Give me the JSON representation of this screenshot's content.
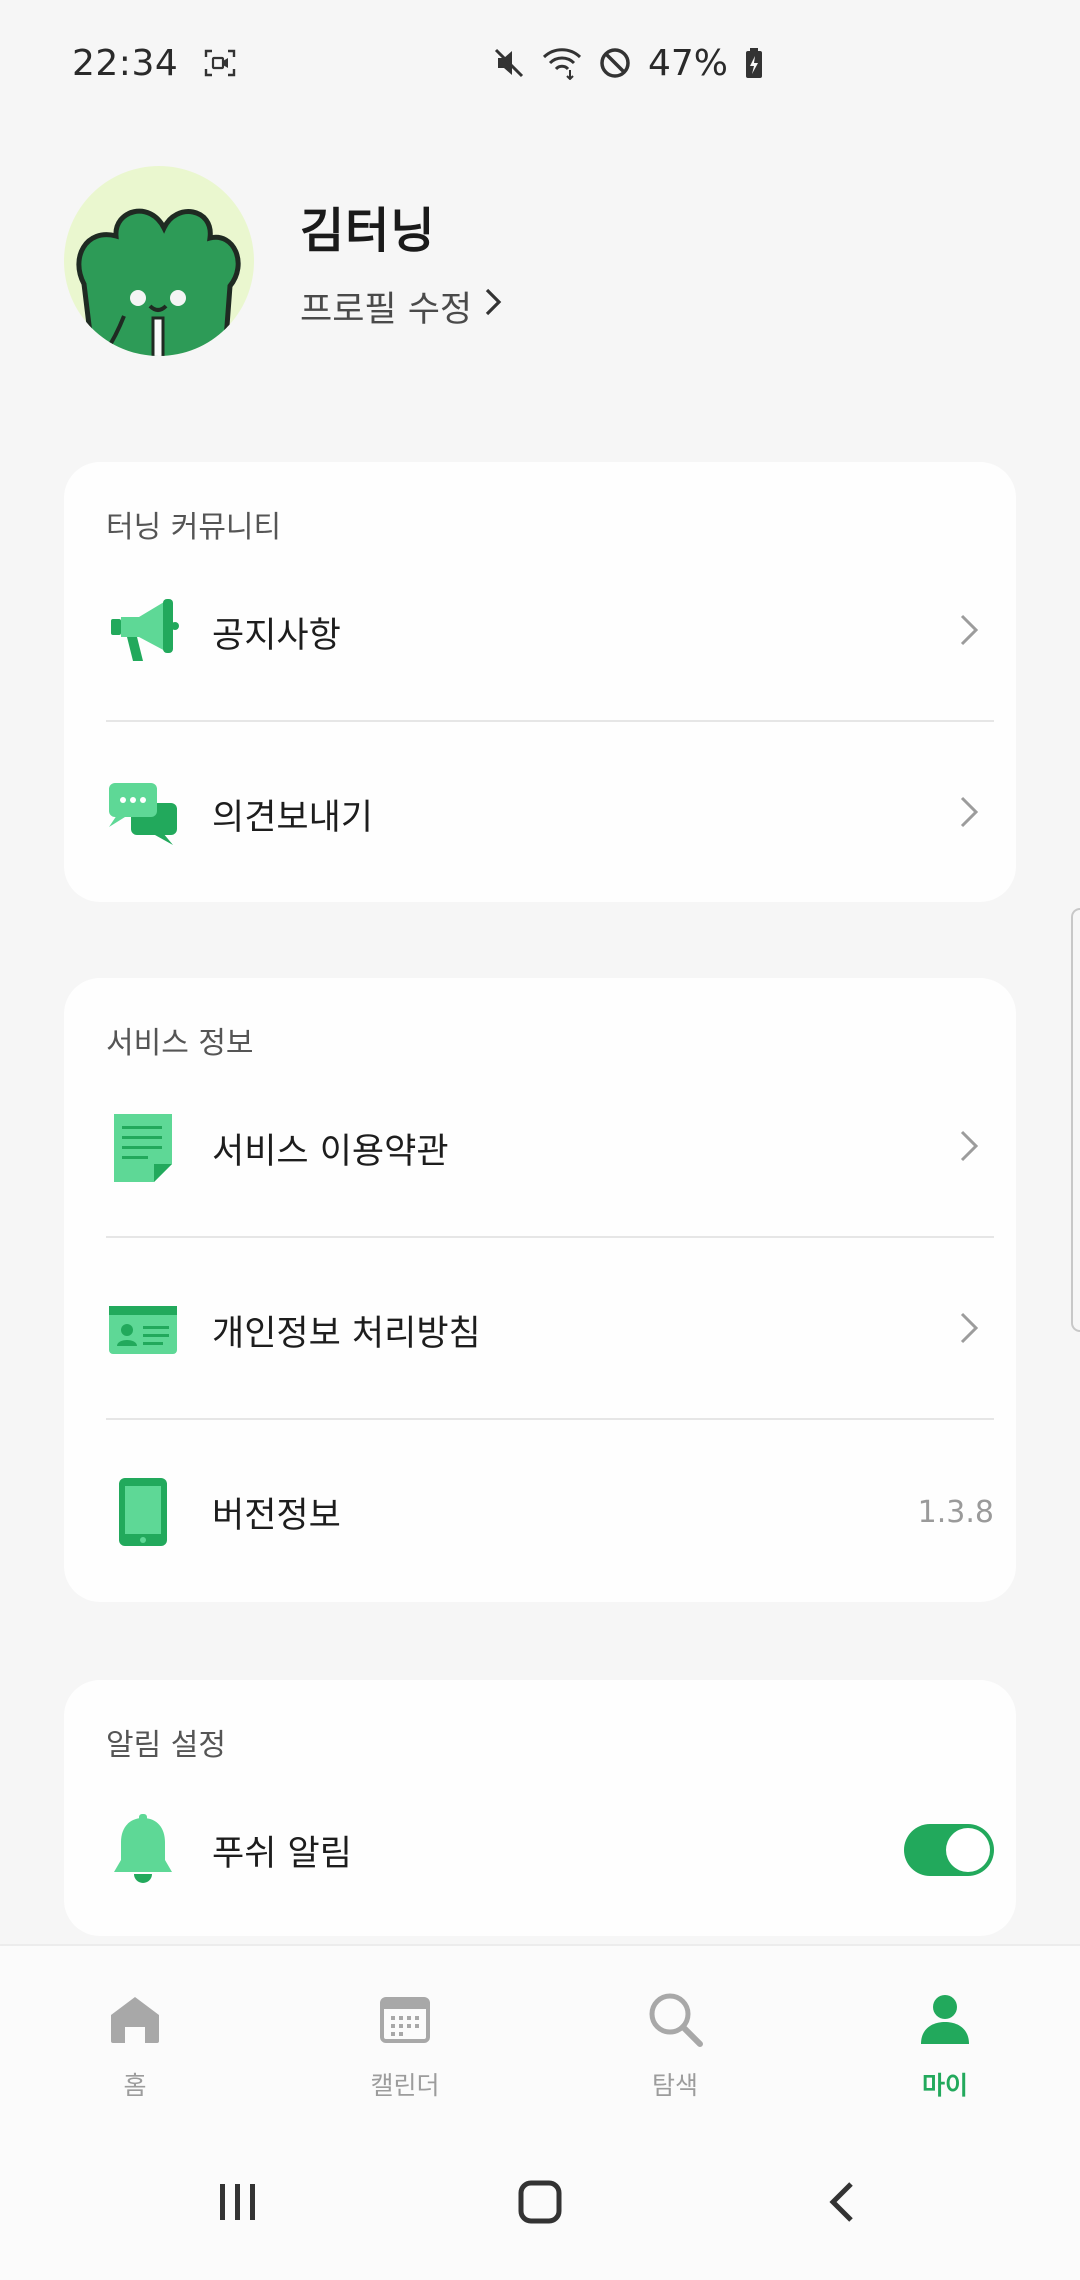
{
  "status_bar": {
    "time": "22:34",
    "battery": "47%",
    "icons": [
      "screen-record-icon",
      "mute-icon",
      "wifi-icon",
      "do-not-disturb-icon",
      "battery-charging-icon"
    ]
  },
  "profile": {
    "name": "김터닝",
    "edit_label": "프로필 수정"
  },
  "community": {
    "title": "터닝 커뮤니티",
    "items": [
      {
        "label": "공지사항",
        "icon": "megaphone-icon"
      },
      {
        "label": "의견보내기",
        "icon": "chat-bubbles-icon"
      }
    ]
  },
  "service_info": {
    "title": "서비스 정보",
    "items": [
      {
        "label": "서비스 이용약관",
        "icon": "document-icon"
      },
      {
        "label": "개인정보 처리방침",
        "icon": "id-card-icon"
      },
      {
        "label": "버전정보",
        "icon": "phone-icon",
        "value": "1.3.8"
      }
    ]
  },
  "notification": {
    "title": "알림 설정",
    "items": [
      {
        "label": "푸쉬 알림",
        "icon": "bell-icon",
        "toggle_on": true
      }
    ]
  },
  "bottom_nav": {
    "items": [
      {
        "label": "홈",
        "icon": "home-icon",
        "active": false
      },
      {
        "label": "캘린더",
        "icon": "calendar-icon",
        "active": false
      },
      {
        "label": "탐색",
        "icon": "search-icon",
        "active": false
      },
      {
        "label": "마이",
        "icon": "person-icon",
        "active": true
      }
    ]
  },
  "colors": {
    "accent": "#22a95c",
    "icon_green": "#5ed896",
    "background": "#f6f6f6",
    "card": "#fefefe"
  }
}
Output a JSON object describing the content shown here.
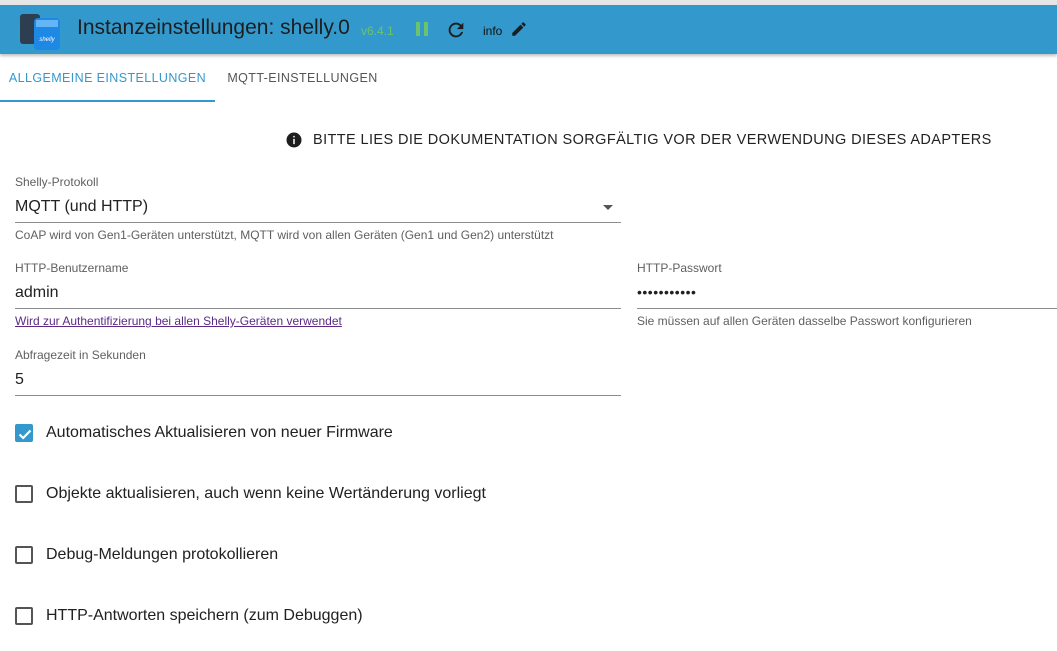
{
  "header": {
    "title": "Instanzeinstellungen: shelly.0",
    "version": "v6.4.1",
    "log_level": "info",
    "logo_text": "shelly",
    "colors": {
      "bar": "#3399cc",
      "version": "#6bc46b"
    },
    "icons": [
      "adapter-logo",
      "pause-icon",
      "reload-icon",
      "edit-icon"
    ]
  },
  "tabs": [
    {
      "label": "ALLGEMEINE EINSTELLUNGEN",
      "active": true
    },
    {
      "label": "MQTT-EINSTELLUNGEN",
      "active": false
    }
  ],
  "notice": {
    "icon": "info-icon",
    "text": "BITTE LIES DIE DOKUMENTATION SORGFÄLTIG VOR DER VERWENDUNG DIESES ADAPTERS"
  },
  "protocol": {
    "label": "Shelly-Protokoll",
    "value": "MQTT (und HTTP)",
    "helper": "CoAP wird von Gen1-Geräten unterstützt, MQTT wird von allen Geräten (Gen1 und Gen2) unterstützt"
  },
  "http_user": {
    "label": "HTTP-Benutzername",
    "value": "admin",
    "helper_link": "Wird zur Authentifizierung bei allen Shelly-Geräten verwendet"
  },
  "http_password": {
    "label": "HTTP-Passwort",
    "value": "•••••••••••",
    "helper": "Sie müssen auf allen Geräten dasselbe Passwort konfigurieren"
  },
  "polling": {
    "label": "Abfragezeit in Sekunden",
    "value": "5"
  },
  "checkboxes": [
    {
      "label": "Automatisches Aktualisieren von neuer Firmware",
      "checked": true
    },
    {
      "label": "Objekte aktualisieren, auch wenn keine Wertänderung vorliegt",
      "checked": false
    },
    {
      "label": "Debug-Meldungen protokollieren",
      "checked": false
    },
    {
      "label": "HTTP-Antworten speichern (zum Debuggen)",
      "checked": false
    }
  ]
}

#####

• **PROBLEM DESCRIPTION**:
Transcribe the listing in full. Omit the pictures and keep every line exact.

• **ANSWER TO THIS EXERCISE**:
Give me the JSON representation of this screenshot's content.
{
  "status_bar": {
    "time": "22:34",
    "battery": "47%",
    "icons": [
      "screen-record-icon",
      "mute-icon",
      "wifi-icon",
      "do-not-disturb-icon",
      "battery-charging-icon"
    ]
  },
  "profile": {
    "name": "김터닝",
    "edit_label": "프로필 수정"
  },
  "community": {
    "title": "터닝 커뮤니티",
    "items": [
      {
        "label": "공지사항",
        "icon": "megaphone-icon"
      },
      {
        "label": "의견보내기",
        "icon": "chat-bubbles-icon"
      }
    ]
  },
  "service_info": {
    "title": "서비스 정보",
    "items": [
      {
        "label": "서비스 이용약관",
        "icon": "document-icon"
      },
      {
        "label": "개인정보 처리방침",
        "icon": "id-card-icon"
      },
      {
        "label": "버전정보",
        "icon": "phone-icon",
        "value": "1.3.8"
      }
    ]
  },
  "notification": {
    "title": "알림 설정",
    "items": [
      {
        "label": "푸쉬 알림",
        "icon": "bell-icon",
        "toggle_on": true
      }
    ]
  },
  "bottom_nav": {
    "items": [
      {
        "label": "홈",
        "icon": "home-icon",
        "active": false
      },
      {
        "label": "캘린더",
        "icon": "calendar-icon",
        "active": false
      },
      {
        "label": "탐색",
        "icon": "search-icon",
        "active": false
      },
      {
        "label": "마이",
        "icon": "person-icon",
        "active": true
      }
    ]
  },
  "colors": {
    "accent": "#22a95c",
    "icon_green": "#5ed896",
    "background": "#f6f6f6",
    "card": "#fefefe"
  }
}
Output a JSON object describing the content shown here.
{
  "header": {
    "title": "Instanzeinstellungen: shelly.0",
    "version": "v6.4.1",
    "log_level": "info",
    "logo_text": "shelly",
    "colors": {
      "bar": "#3399cc",
      "version": "#6bc46b"
    },
    "icons": [
      "adapter-logo",
      "pause-icon",
      "reload-icon",
      "edit-icon"
    ]
  },
  "tabs": [
    {
      "label": "ALLGEMEINE EINSTELLUNGEN",
      "active": true
    },
    {
      "label": "MQTT-EINSTELLUNGEN",
      "active": false
    }
  ],
  "notice": {
    "icon": "info-icon",
    "text": "BITTE LIES DIE DOKUMENTATION SORGFÄLTIG VOR DER VERWENDUNG DIESES ADAPTERS"
  },
  "protocol": {
    "label": "Shelly-Protokoll",
    "value": "MQTT (und HTTP)",
    "helper": "CoAP wird von Gen1-Geräten unterstützt, MQTT wird von allen Geräten (Gen1 und Gen2) unterstützt"
  },
  "http_user": {
    "label": "HTTP-Benutzername",
    "value": "admin",
    "helper_link": "Wird zur Authentifizierung bei allen Shelly-Geräten verwendet"
  },
  "http_password": {
    "label": "HTTP-Passwort",
    "value": "•••••••••••",
    "helper": "Sie müssen auf allen Geräten dasselbe Passwort konfigurieren"
  },
  "polling": {
    "label": "Abfragezeit in Sekunden",
    "value": "5"
  },
  "checkboxes": [
    {
      "label": "Automatisches Aktualisieren von neuer Firmware",
      "checked": true
    },
    {
      "label": "Objekte aktualisieren, auch wenn keine Wertänderung vorliegt",
      "checked": false
    },
    {
      "label": "Debug-Meldungen protokollieren",
      "checked": false
    },
    {
      "label": "HTTP-Antworten speichern (zum Debuggen)",
      "checked": false
    }
  ]
}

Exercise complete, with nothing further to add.